:: Job ::
Reproduce every entry below precisely. Pictures are excluded from the copy.

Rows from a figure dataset
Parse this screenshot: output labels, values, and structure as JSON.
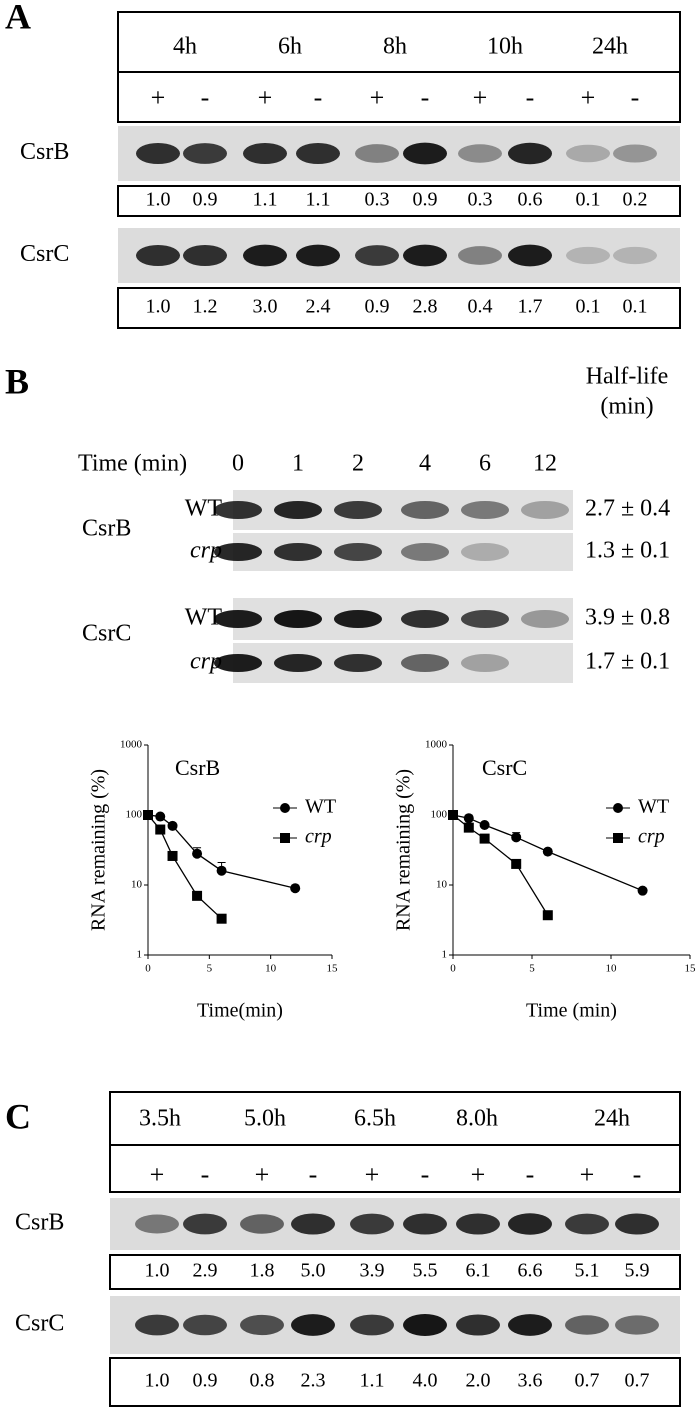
{
  "panel_a": {
    "label": "A",
    "times": [
      "4h",
      "6h",
      "8h",
      "10h",
      "24h"
    ],
    "treatments": [
      "+",
      "-",
      "+",
      "-",
      "+",
      "-",
      "+",
      "-",
      "+",
      "-"
    ],
    "rows": [
      {
        "name": "CsrB",
        "values": [
          "1.0",
          "0.9",
          "1.1",
          "1.1",
          "0.3",
          "0.9",
          "0.3",
          "0.6",
          "0.1",
          "0.2"
        ]
      },
      {
        "name": "CsrC",
        "values": [
          "1.0",
          "1.2",
          "3.0",
          "2.4",
          "0.9",
          "2.8",
          "0.4",
          "1.7",
          "0.1",
          "0.1"
        ]
      }
    ]
  },
  "panel_b": {
    "label": "B",
    "half_life_header": "Half-life",
    "half_life_unit": "(min)",
    "time_label": "Time (min)",
    "times": [
      "0",
      "1",
      "2",
      "4",
      "6",
      "12"
    ],
    "rows": [
      {
        "rna": "CsrB",
        "strains": [
          {
            "name": "WT",
            "half_life": "2.7 ± 0.4"
          },
          {
            "name": "crp",
            "half_life": "1.3 ± 0.1"
          }
        ]
      },
      {
        "rna": "CsrC",
        "strains": [
          {
            "name": "WT",
            "half_life": "3.9 ± 0.8"
          },
          {
            "name": "crp",
            "half_life": "1.7 ± 0.1"
          }
        ]
      }
    ]
  },
  "chart_data": [
    {
      "type": "line",
      "title": "CsrB",
      "x_label": "Time(min)",
      "y_label": "RNA remaining (%)",
      "log_y": true,
      "xlim": [
        0,
        15
      ],
      "ylim": [
        1,
        1000
      ],
      "xticks": [
        0,
        5,
        10,
        15
      ],
      "yticks": [
        1,
        10,
        100,
        1000
      ],
      "series": [
        {
          "name": "WT",
          "color": "#000000",
          "marker": "circle",
          "x": [
            0,
            1,
            2,
            4,
            6,
            12
          ],
          "values": [
            100,
            95,
            70,
            28,
            16,
            9
          ],
          "errors": [
            null,
            null,
            null,
            6,
            5,
            null
          ]
        },
        {
          "name": "crp",
          "color": "#000000",
          "marker": "square",
          "x": [
            0,
            1,
            2,
            4,
            6
          ],
          "values": [
            100,
            62,
            26,
            7,
            3.3
          ],
          "errors": [
            null,
            null,
            null,
            null,
            null
          ]
        }
      ]
    },
    {
      "type": "line",
      "title": "CsrC",
      "x_label": "Time (min)",
      "y_label": "RNA remaining (%)",
      "log_y": true,
      "xlim": [
        0,
        15
      ],
      "ylim": [
        1,
        1000
      ],
      "xticks": [
        0,
        5,
        10,
        15
      ],
      "yticks": [
        1,
        10,
        100,
        1000
      ],
      "series": [
        {
          "name": "WT",
          "color": "#000000",
          "marker": "circle",
          "x": [
            0,
            1,
            2,
            4,
            6,
            12
          ],
          "values": [
            100,
            90,
            72,
            48,
            30,
            8.3
          ],
          "errors": [
            null,
            null,
            null,
            8,
            null,
            null
          ]
        },
        {
          "name": "crp",
          "color": "#000000",
          "marker": "square",
          "x": [
            0,
            1,
            2,
            4,
            6
          ],
          "values": [
            100,
            66,
            46,
            20,
            3.7
          ],
          "errors": [
            null,
            null,
            null,
            null,
            null
          ]
        }
      ]
    }
  ],
  "panel_c": {
    "label": "C",
    "times": [
      "3.5h",
      "5.0h",
      "6.5h",
      "8.0h",
      "24h"
    ],
    "treatments": [
      "+",
      "-",
      "+",
      "-",
      "+",
      "-",
      "+",
      "-",
      "+",
      "-"
    ],
    "rows": [
      {
        "name": "CsrB",
        "values": [
          "1.0",
          "2.9",
          "1.8",
          "5.0",
          "3.9",
          "5.5",
          "6.1",
          "6.6",
          "5.1",
          "5.9"
        ]
      },
      {
        "name": "CsrC",
        "values": [
          "1.0",
          "0.9",
          "0.8",
          "2.3",
          "1.1",
          "4.0",
          "2.0",
          "3.6",
          "0.7",
          "0.7"
        ]
      }
    ]
  }
}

:: Final answer ::
Parse this screenshot: output labels, values, and structure as JSON.
{
  "panel_a": {
    "label": "A",
    "times": [
      "4h",
      "6h",
      "8h",
      "10h",
      "24h"
    ],
    "treatments": [
      "+",
      "-",
      "+",
      "-",
      "+",
      "-",
      "+",
      "-",
      "+",
      "-"
    ],
    "rows": [
      {
        "name": "CsrB",
        "values": [
          "1.0",
          "0.9",
          "1.1",
          "1.1",
          "0.3",
          "0.9",
          "0.3",
          "0.6",
          "0.1",
          "0.2"
        ]
      },
      {
        "name": "CsrC",
        "values": [
          "1.0",
          "1.2",
          "3.0",
          "2.4",
          "0.9",
          "2.8",
          "0.4",
          "1.7",
          "0.1",
          "0.1"
        ]
      }
    ]
  },
  "panel_b": {
    "label": "B",
    "half_life_header": "Half-life",
    "half_life_unit": "(min)",
    "time_label": "Time (min)",
    "times": [
      "0",
      "1",
      "2",
      "4",
      "6",
      "12"
    ],
    "rows": [
      {
        "rna": "CsrB",
        "strains": [
          {
            "name": "WT",
            "half_life": "2.7 ± 0.4"
          },
          {
            "name": "crp",
            "half_life": "1.3 ± 0.1"
          }
        ]
      },
      {
        "rna": "CsrC",
        "strains": [
          {
            "name": "WT",
            "half_life": "3.9 ± 0.8"
          },
          {
            "name": "crp",
            "half_life": "1.7 ± 0.1"
          }
        ]
      }
    ]
  },
  "chart_data": [
    {
      "type": "line",
      "title": "CsrB",
      "x_label": "Time(min)",
      "y_label": "RNA remaining (%)",
      "log_y": true,
      "xlim": [
        0,
        15
      ],
      "ylim": [
        1,
        1000
      ],
      "xticks": [
        0,
        5,
        10,
        15
      ],
      "yticks": [
        1,
        10,
        100,
        1000
      ],
      "series": [
        {
          "name": "WT",
          "color": "#000000",
          "marker": "circle",
          "x": [
            0,
            1,
            2,
            4,
            6,
            12
          ],
          "values": [
            100,
            95,
            70,
            28,
            16,
            9
          ],
          "errors": [
            null,
            null,
            null,
            6,
            5,
            null
          ]
        },
        {
          "name": "crp",
          "color": "#000000",
          "marker": "square",
          "x": [
            0,
            1,
            2,
            4,
            6
          ],
          "values": [
            100,
            62,
            26,
            7,
            3.3
          ],
          "errors": [
            null,
            null,
            null,
            null,
            null
          ]
        }
      ]
    },
    {
      "type": "line",
      "title": "CsrC",
      "x_label": "Time (min)",
      "y_label": "RNA remaining (%)",
      "log_y": true,
      "xlim": [
        0,
        15
      ],
      "ylim": [
        1,
        1000
      ],
      "xticks": [
        0,
        5,
        10,
        15
      ],
      "yticks": [
        1,
        10,
        100,
        1000
      ],
      "series": [
        {
          "name": "WT",
          "color": "#000000",
          "marker": "circle",
          "x": [
            0,
            1,
            2,
            4,
            6,
            12
          ],
          "values": [
            100,
            90,
            72,
            48,
            30,
            8.3
          ],
          "errors": [
            null,
            null,
            null,
            8,
            null,
            null
          ]
        },
        {
          "name": "crp",
          "color": "#000000",
          "marker": "square",
          "x": [
            0,
            1,
            2,
            4,
            6
          ],
          "values": [
            100,
            66,
            46,
            20,
            3.7
          ],
          "errors": [
            null,
            null,
            null,
            null,
            null
          ]
        }
      ]
    }
  ],
  "panel_c": {
    "label": "C",
    "times": [
      "3.5h",
      "5.0h",
      "6.5h",
      "8.0h",
      "24h"
    ],
    "treatments": [
      "+",
      "-",
      "+",
      "-",
      "+",
      "-",
      "+",
      "-",
      "+",
      "-"
    ],
    "rows": [
      {
        "name": "CsrB",
        "values": [
          "1.0",
          "2.9",
          "1.8",
          "5.0",
          "3.9",
          "5.5",
          "6.1",
          "6.6",
          "5.1",
          "5.9"
        ]
      },
      {
        "name": "CsrC",
        "values": [
          "1.0",
          "0.9",
          "0.8",
          "2.3",
          "1.1",
          "4.0",
          "2.0",
          "3.6",
          "0.7",
          "0.7"
        ]
      }
    ]
  }
}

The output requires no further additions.